Required work: The answer must consist solely of the lines from the one containing "OCR this image." to the end of the entries below, repeated exactly.

Dataset content:

-------------------------

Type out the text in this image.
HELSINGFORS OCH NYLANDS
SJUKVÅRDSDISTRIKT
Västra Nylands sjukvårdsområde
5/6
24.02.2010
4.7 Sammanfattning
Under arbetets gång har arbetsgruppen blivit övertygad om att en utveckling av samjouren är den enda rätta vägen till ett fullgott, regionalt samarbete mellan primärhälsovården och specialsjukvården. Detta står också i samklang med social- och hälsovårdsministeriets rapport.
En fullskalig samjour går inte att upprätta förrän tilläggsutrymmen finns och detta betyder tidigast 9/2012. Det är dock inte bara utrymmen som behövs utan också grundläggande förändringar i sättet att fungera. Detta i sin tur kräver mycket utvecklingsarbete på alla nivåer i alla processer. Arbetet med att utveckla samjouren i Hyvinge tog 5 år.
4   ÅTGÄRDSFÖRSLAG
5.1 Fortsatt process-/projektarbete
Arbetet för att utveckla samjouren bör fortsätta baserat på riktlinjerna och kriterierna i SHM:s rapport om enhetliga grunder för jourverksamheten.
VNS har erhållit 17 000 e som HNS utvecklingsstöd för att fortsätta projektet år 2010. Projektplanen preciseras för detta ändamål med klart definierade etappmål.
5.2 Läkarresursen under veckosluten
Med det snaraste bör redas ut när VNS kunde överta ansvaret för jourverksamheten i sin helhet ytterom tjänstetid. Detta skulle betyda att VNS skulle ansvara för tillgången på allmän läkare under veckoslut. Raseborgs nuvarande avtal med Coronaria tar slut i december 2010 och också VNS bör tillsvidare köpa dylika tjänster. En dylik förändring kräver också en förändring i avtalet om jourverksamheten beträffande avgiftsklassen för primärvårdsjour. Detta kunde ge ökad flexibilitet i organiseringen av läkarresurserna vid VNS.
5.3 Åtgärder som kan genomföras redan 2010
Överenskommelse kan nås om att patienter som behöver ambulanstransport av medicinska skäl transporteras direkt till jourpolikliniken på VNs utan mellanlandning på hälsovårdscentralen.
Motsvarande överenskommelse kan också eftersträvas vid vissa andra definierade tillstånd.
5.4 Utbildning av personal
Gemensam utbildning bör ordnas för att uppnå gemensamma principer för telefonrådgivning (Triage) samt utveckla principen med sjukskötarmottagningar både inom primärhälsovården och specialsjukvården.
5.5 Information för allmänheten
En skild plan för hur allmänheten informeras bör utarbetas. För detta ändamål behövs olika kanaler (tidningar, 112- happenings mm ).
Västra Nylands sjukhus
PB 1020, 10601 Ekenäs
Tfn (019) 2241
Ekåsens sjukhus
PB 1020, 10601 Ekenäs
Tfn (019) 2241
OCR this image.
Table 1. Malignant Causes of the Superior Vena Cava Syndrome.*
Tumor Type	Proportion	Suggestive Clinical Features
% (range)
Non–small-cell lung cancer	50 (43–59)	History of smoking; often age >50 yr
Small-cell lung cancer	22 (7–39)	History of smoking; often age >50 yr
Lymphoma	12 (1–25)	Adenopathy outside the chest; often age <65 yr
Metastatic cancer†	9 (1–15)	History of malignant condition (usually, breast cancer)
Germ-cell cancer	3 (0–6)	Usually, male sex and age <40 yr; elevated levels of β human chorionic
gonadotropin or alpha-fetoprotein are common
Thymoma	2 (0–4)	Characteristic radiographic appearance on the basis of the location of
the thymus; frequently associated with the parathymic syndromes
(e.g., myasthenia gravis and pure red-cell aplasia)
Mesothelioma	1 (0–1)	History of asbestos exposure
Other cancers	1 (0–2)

-------------------------

Solution below:
OCR this image.
Table 1. Malignant Causes of the Superior Vena Cava Syndrome.*
Tumor Type	Proportion	Suggestive Clinical Features
% (range)
Non–small-cell lung cancer	50 (43–59)	History of smoking; often age >50 yr
Small-cell lung cancer	22 (7–39)	History of smoking; often age >50 yr
Lymphoma	12 (1–25)	Adenopathy outside the chest; often age <65 yr
Metastatic cancer†	9 (1–15)	History of malignant condition (usually, breast cancer)
Germ-cell cancer	3 (0–6)	Usually, male sex and age <40 yr; elevated levels of β human chorionic
gonadotropin or alpha-fetoprotein are common
Thymoma	2 (0–4)	Characteristic radiographic appearance on the basis of the location of
the thymus; frequently associated with the parathymic syndromes
(e.g., myasthenia gravis and pure red-cell aplasia)
Mesothelioma	1 (0–1)	History of asbestos exposure
Other cancers	1 (0–2)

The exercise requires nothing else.